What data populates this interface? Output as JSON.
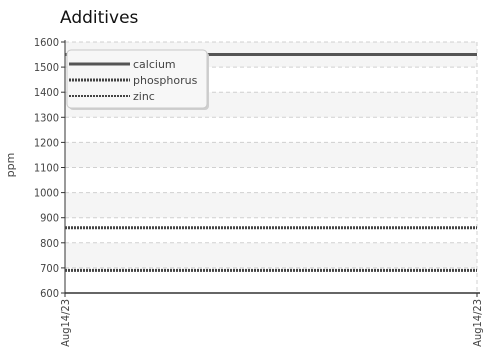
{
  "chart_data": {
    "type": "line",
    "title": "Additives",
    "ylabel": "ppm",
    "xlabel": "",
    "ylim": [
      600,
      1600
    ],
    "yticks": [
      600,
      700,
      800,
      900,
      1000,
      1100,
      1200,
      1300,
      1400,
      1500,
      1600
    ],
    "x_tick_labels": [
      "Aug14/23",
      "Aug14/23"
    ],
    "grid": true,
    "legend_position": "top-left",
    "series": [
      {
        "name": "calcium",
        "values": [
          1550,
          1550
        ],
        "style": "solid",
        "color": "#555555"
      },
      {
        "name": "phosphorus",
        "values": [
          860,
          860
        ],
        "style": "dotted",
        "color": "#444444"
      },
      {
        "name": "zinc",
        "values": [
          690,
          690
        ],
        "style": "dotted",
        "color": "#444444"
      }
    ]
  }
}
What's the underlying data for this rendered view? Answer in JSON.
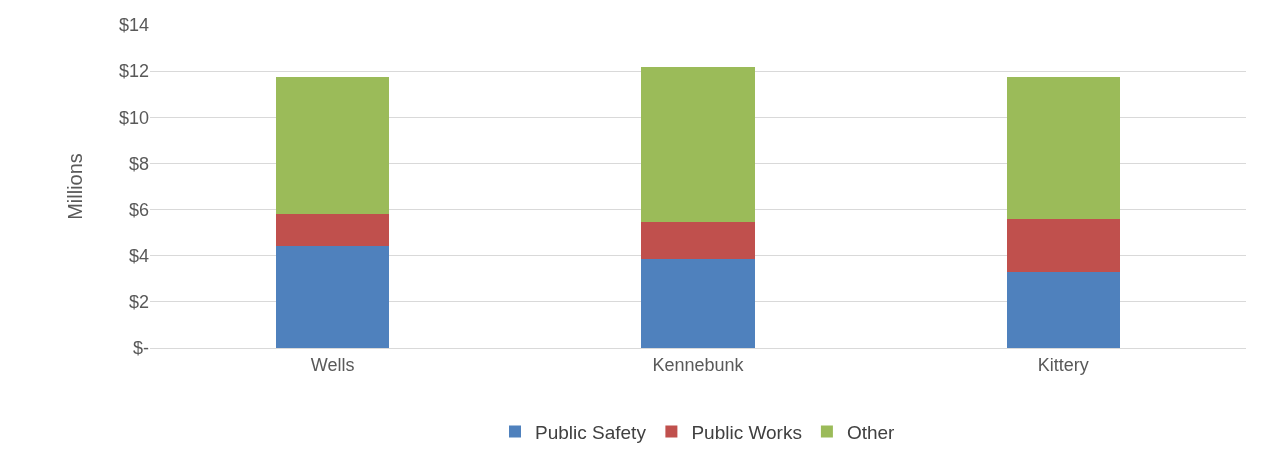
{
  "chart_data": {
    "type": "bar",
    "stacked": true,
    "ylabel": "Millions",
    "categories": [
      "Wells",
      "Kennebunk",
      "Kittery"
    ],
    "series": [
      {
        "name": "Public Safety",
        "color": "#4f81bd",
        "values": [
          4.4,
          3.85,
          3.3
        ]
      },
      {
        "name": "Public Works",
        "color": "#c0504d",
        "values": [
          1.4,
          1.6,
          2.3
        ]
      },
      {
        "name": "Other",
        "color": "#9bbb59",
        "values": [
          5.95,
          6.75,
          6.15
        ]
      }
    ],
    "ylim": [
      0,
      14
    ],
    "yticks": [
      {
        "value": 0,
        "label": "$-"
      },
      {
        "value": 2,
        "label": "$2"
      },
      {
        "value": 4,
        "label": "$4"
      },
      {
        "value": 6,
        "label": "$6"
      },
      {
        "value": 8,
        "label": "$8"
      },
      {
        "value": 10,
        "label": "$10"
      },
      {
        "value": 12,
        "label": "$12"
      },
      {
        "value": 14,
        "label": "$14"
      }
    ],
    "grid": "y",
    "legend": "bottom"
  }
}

================

Request: Your answer should be only the number of lines that hold the word "color".

Problem solution: 6